= Request =
Copy each entry as it stands, leaving nothing out.

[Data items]
====

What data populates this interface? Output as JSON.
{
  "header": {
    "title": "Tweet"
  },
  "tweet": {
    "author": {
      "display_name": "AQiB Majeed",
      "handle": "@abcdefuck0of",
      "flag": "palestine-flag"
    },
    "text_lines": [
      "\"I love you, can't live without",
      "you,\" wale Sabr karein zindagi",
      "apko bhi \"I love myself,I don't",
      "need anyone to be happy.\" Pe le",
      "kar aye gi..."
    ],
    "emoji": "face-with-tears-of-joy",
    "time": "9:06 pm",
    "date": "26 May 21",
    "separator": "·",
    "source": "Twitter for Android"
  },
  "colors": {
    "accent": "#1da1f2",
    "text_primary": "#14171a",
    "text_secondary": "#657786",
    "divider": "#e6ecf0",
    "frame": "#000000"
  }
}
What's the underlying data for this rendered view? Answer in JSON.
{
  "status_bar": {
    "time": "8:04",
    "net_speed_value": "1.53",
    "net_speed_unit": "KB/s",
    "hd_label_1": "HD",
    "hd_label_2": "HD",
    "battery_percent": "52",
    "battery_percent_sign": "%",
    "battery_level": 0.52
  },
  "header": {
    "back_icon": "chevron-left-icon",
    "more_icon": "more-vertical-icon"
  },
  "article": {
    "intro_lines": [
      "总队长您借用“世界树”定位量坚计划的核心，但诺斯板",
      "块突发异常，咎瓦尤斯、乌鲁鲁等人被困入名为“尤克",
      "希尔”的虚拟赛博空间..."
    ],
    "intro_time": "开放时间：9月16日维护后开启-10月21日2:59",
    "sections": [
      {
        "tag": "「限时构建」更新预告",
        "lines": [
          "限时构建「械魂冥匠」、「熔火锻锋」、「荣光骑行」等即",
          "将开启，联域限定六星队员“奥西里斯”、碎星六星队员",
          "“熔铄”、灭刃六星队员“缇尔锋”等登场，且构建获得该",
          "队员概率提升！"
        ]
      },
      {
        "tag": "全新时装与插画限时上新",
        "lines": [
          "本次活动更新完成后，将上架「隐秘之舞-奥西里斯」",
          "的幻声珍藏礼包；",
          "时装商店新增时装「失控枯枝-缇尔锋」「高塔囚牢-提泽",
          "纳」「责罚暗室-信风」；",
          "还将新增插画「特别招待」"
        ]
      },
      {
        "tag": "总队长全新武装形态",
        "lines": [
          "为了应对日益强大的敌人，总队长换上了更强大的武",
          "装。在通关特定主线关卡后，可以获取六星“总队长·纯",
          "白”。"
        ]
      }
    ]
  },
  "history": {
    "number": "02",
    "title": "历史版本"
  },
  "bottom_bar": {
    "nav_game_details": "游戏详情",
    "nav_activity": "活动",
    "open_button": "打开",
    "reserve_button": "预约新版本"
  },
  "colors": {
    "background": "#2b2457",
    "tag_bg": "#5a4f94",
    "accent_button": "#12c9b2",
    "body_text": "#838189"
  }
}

====

= Answer to this task =
What data populates this interface? Output as JSON.
{
  "header": {
    "title": "Tweet"
  },
  "tweet": {
    "author": {
      "display_name": "AQiB Majeed",
      "handle": "@abcdefuck0of",
      "flag": "palestine-flag"
    },
    "text_lines": [
      "\"I love you, can't live without",
      "you,\" wale Sabr karein zindagi",
      "apko bhi \"I love myself,I don't",
      "need anyone to be happy.\" Pe le",
      "kar aye gi..."
    ],
    "emoji": "face-with-tears-of-joy",
    "time": "9:06 pm",
    "date": "26 May 21",
    "separator": "·",
    "source": "Twitter for Android"
  },
  "colors": {
    "accent": "#1da1f2",
    "text_primary": "#14171a",
    "text_secondary": "#657786",
    "divider": "#e6ecf0",
    "frame": "#000000"
  }
}
What's the underlying data for this rendered view? Answer in JSON.
{
  "status_bar": {
    "time": "8:04",
    "net_speed_value": "1.53",
    "net_speed_unit": "KB/s",
    "hd_label_1": "HD",
    "hd_label_2": "HD",
    "battery_percent": "52",
    "battery_percent_sign": "%",
    "battery_level": 0.52
  },
  "header": {
    "back_icon": "chevron-left-icon",
    "more_icon": "more-vertical-icon"
  },
  "article": {
    "intro_lines": [
      "总队长您借用“世界树”定位量坚计划的核心，但诺斯板",
      "块突发异常，咎瓦尤斯、乌鲁鲁等人被困入名为“尤克",
      "希尔”的虚拟赛博空间..."
    ],
    "intro_time": "开放时间：9月16日维护后开启-10月21日2:59",
    "sections": [
      {
        "tag": "「限时构建」更新预告",
        "lines": [
          "限时构建「械魂冥匠」、「熔火锻锋」、「荣光骑行」等即",
          "将开启，联域限定六星队员“奥西里斯”、碎星六星队员",
          "“熔铄”、灭刃六星队员“缇尔锋”等登场，且构建获得该",
          "队员概率提升！"
        ]
      },
      {
        "tag": "全新时装与插画限时上新",
        "lines": [
          "本次活动更新完成后，将上架「隐秘之舞-奥西里斯」",
          "的幻声珍藏礼包；",
          "时装商店新增时装「失控枯枝-缇尔锋」「高塔囚牢-提泽",
          "纳」「责罚暗室-信风」；",
          "还将新增插画「特别招待」"
        ]
      },
      {
        "tag": "总队长全新武装形态",
        "lines": [
          "为了应对日益强大的敌人，总队长换上了更强大的武",
          "装。在通关特定主线关卡后，可以获取六星“总队长·纯",
          "白”。"
        ]
      }
    ]
  },
  "history": {
    "number": "02",
    "title": "历史版本"
  },
  "bottom_bar": {
    "nav_game_details": "游戏详情",
    "nav_activity": "活动",
    "open_button": "打开",
    "reserve_button": "预约新版本"
  },
  "colors": {
    "background": "#2b2457",
    "tag_bg": "#5a4f94",
    "accent_button": "#12c9b2",
    "body_text": "#838189"
  }
}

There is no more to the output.